Your task is to repeat the lines below exactly, excluding any pictures they contain.

Data records
* * *
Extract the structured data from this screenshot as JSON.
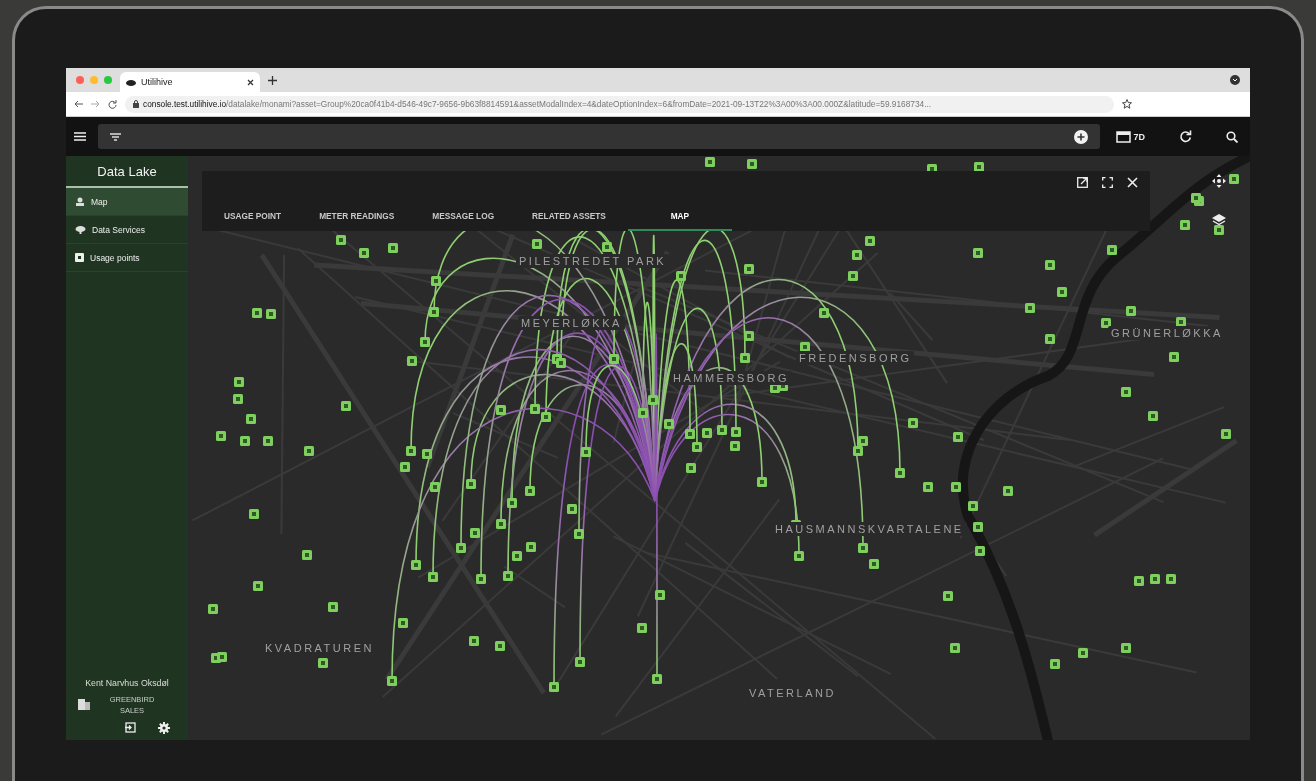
{
  "browser": {
    "tab_title": "Utilihive",
    "url_host": "console.test.utilihive.io",
    "url_path": "/datalake/monami?asset=Group%20ca0f41b4-d546-49c7-9656-9b63f8814591&assetModalIndex=4&dateOptionIndex=6&fromDate=2021-09-13T22%3A00%3A00.000Z&latitude=59.9168734..."
  },
  "toolbar": {
    "range": "7D"
  },
  "sidebar": {
    "title": "Data Lake",
    "items": [
      {
        "label": "Map",
        "kind": "map",
        "selected": true
      },
      {
        "label": "Data Services",
        "kind": "services",
        "selected": false
      },
      {
        "label": "Usage points",
        "kind": "points",
        "selected": false
      }
    ],
    "user": "Kent Narvhus Oksdøl",
    "org": "GREENBIRD SALES"
  },
  "panel": {
    "tabs": [
      {
        "label": "USAGE POINT",
        "selected": false
      },
      {
        "label": "METER READINGS",
        "selected": false
      },
      {
        "label": "MESSAGE LOG",
        "selected": false
      },
      {
        "label": "RELATED ASSETS",
        "selected": false
      },
      {
        "label": "MAP",
        "selected": true
      }
    ]
  },
  "map": {
    "districts": [
      "PILESTREDET PARK",
      "MEYERLØKKA",
      "HAMMERSBORG",
      "FREDENSBORG",
      "GRÜNERLØKKA",
      "HAUSMANNSKVARTALENE",
      "KVADRATUREN",
      "VATERLAND"
    ]
  }
}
* * *
**TASK OUTPUT:**
Extract the structured data from this screenshot as JSON.
{
  "browser": {
    "tab_title": "Utilihive",
    "url_host": "console.test.utilihive.io",
    "url_path": "/datalake/monami?asset=Group%20ca0f41b4-d546-49c7-9656-9b63f8814591&assetModalIndex=4&dateOptionIndex=6&fromDate=2021-09-13T22%3A00%3A00.000Z&latitude=59.9168734..."
  },
  "toolbar": {
    "range": "7D"
  },
  "sidebar": {
    "title": "Data Lake",
    "items": [
      {
        "label": "Map",
        "kind": "map",
        "selected": true
      },
      {
        "label": "Data Services",
        "kind": "services",
        "selected": false
      },
      {
        "label": "Usage points",
        "kind": "points",
        "selected": false
      }
    ],
    "user": "Kent Narvhus Oksdøl",
    "org": "GREENBIRD SALES"
  },
  "panel": {
    "tabs": [
      {
        "label": "USAGE POINT",
        "selected": false
      },
      {
        "label": "METER READINGS",
        "selected": false
      },
      {
        "label": "MESSAGE LOG",
        "selected": false
      },
      {
        "label": "RELATED ASSETS",
        "selected": false
      },
      {
        "label": "MAP",
        "selected": true
      }
    ]
  },
  "map": {
    "districts": [
      "PILESTREDET PARK",
      "MEYERLØKKA",
      "HAMMERSBORG",
      "FREDENSBORG",
      "GRÜNERLØKKA",
      "HAUSMANNSKVARTALENE",
      "KVADRATUREN",
      "VATERLAND"
    ]
  }
}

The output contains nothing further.